◆ **Exercise aim**: Write out all the data again, exactly as it stands.
+ + + +
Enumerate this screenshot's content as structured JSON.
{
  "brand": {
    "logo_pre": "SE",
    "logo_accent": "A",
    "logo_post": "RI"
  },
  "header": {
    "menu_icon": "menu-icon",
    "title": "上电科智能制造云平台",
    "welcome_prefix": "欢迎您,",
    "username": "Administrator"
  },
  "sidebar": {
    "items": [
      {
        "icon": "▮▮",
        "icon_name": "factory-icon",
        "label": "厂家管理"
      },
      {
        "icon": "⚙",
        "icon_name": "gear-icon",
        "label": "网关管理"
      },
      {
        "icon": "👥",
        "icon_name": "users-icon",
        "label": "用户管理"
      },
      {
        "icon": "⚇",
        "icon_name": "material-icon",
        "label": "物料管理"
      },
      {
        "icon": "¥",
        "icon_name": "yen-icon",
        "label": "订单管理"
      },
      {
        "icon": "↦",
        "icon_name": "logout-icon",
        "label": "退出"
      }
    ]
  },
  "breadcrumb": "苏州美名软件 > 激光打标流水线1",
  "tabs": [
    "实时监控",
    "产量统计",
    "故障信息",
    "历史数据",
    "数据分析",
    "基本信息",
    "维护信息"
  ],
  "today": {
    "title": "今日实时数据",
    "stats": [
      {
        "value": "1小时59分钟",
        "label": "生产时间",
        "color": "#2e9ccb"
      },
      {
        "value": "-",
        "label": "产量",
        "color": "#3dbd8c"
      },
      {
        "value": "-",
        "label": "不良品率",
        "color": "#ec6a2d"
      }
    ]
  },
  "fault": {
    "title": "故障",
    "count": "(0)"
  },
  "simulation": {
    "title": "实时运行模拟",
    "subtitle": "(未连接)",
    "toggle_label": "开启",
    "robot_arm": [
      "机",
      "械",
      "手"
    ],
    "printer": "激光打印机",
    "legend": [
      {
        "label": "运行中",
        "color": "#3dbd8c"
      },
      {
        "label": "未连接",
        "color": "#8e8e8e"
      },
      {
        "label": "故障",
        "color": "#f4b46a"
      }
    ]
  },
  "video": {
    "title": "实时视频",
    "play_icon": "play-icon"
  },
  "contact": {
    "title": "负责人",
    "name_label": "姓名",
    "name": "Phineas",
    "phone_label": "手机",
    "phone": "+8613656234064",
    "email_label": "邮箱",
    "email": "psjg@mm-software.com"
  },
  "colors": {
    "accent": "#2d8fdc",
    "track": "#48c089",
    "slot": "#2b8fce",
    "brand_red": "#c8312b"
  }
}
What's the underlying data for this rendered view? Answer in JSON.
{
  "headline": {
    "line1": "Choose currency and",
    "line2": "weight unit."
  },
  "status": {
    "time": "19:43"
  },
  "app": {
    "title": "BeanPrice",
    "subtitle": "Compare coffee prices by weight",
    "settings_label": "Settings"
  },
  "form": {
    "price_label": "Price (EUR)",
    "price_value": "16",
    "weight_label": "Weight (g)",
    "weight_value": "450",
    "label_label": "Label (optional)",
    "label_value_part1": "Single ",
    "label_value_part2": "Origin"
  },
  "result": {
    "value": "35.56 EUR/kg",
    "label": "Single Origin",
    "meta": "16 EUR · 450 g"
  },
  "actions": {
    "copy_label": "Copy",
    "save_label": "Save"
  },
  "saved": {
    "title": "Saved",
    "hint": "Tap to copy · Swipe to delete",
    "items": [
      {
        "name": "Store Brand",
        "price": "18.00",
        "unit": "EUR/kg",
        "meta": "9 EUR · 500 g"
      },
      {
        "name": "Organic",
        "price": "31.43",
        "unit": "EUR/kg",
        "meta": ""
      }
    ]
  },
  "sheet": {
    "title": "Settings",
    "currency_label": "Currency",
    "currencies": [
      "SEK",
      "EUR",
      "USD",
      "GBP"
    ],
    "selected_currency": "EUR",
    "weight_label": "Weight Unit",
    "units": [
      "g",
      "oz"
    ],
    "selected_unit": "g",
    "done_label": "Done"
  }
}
+ + + +
◆ **Answer for the task**:
Enumerate this screenshot's content as structured JSON.
{
  "brand": {
    "logo_pre": "SE",
    "logo_accent": "A",
    "logo_post": "RI"
  },
  "header": {
    "menu_icon": "menu-icon",
    "title": "上电科智能制造云平台",
    "welcome_prefix": "欢迎您,",
    "username": "Administrator"
  },
  "sidebar": {
    "items": [
      {
        "icon": "▮▮",
        "icon_name": "factory-icon",
        "label": "厂家管理"
      },
      {
        "icon": "⚙",
        "icon_name": "gear-icon",
        "label": "网关管理"
      },
      {
        "icon": "👥",
        "icon_name": "users-icon",
        "label": "用户管理"
      },
      {
        "icon": "⚇",
        "icon_name": "material-icon",
        "label": "物料管理"
      },
      {
        "icon": "¥",
        "icon_name": "yen-icon",
        "label": "订单管理"
      },
      {
        "icon": "↦",
        "icon_name": "logout-icon",
        "label": "退出"
      }
    ]
  },
  "breadcrumb": "苏州美名软件 > 激光打标流水线1",
  "tabs": [
    "实时监控",
    "产量统计",
    "故障信息",
    "历史数据",
    "数据分析",
    "基本信息",
    "维护信息"
  ],
  "today": {
    "title": "今日实时数据",
    "stats": [
      {
        "value": "1小时59分钟",
        "label": "生产时间",
        "color": "#2e9ccb"
      },
      {
        "value": "-",
        "label": "产量",
        "color": "#3dbd8c"
      },
      {
        "value": "-",
        "label": "不良品率",
        "color": "#ec6a2d"
      }
    ]
  },
  "fault": {
    "title": "故障",
    "count": "(0)"
  },
  "simulation": {
    "title": "实时运行模拟",
    "subtitle": "(未连接)",
    "toggle_label": "开启",
    "robot_arm": [
      "机",
      "械",
      "手"
    ],
    "printer": "激光打印机",
    "legend": [
      {
        "label": "运行中",
        "color": "#3dbd8c"
      },
      {
        "label": "未连接",
        "color": "#8e8e8e"
      },
      {
        "label": "故障",
        "color": "#f4b46a"
      }
    ]
  },
  "video": {
    "title": "实时视频",
    "play_icon": "play-icon"
  },
  "contact": {
    "title": "负责人",
    "name_label": "姓名",
    "name": "Phineas",
    "phone_label": "手机",
    "phone": "+8613656234064",
    "email_label": "邮箱",
    "email": "psjg@mm-software.com"
  },
  "colors": {
    "accent": "#2d8fdc",
    "track": "#48c089",
    "slot": "#2b8fce",
    "brand_red": "#c8312b"
  }
}
What's the underlying data for this rendered view? Answer in JSON.
{
  "headline": {
    "line1": "Choose currency and",
    "line2": "weight unit."
  },
  "status": {
    "time": "19:43"
  },
  "app": {
    "title": "BeanPrice",
    "subtitle": "Compare coffee prices by weight",
    "settings_label": "Settings"
  },
  "form": {
    "price_label": "Price (EUR)",
    "price_value": "16",
    "weight_label": "Weight (g)",
    "weight_value": "450",
    "label_label": "Label (optional)",
    "label_value_part1": "Single ",
    "label_value_part2": "Origin"
  },
  "result": {
    "value": "35.56 EUR/kg",
    "label": "Single Origin",
    "meta": "16 EUR · 450 g"
  },
  "actions": {
    "copy_label": "Copy",
    "save_label": "Save"
  },
  "saved": {
    "title": "Saved",
    "hint": "Tap to copy · Swipe to delete",
    "items": [
      {
        "name": "Store Brand",
        "price": "18.00",
        "unit": "EUR/kg",
        "meta": "9 EUR · 500 g"
      },
      {
        "name": "Organic",
        "price": "31.43",
        "unit": "EUR/kg",
        "meta": ""
      }
    ]
  },
  "sheet": {
    "title": "Settings",
    "currency_label": "Currency",
    "currencies": [
      "SEK",
      "EUR",
      "USD",
      "GBP"
    ],
    "selected_currency": "EUR",
    "weight_label": "Weight Unit",
    "units": [
      "g",
      "oz"
    ],
    "selected_unit": "g",
    "done_label": "Done"
  }
}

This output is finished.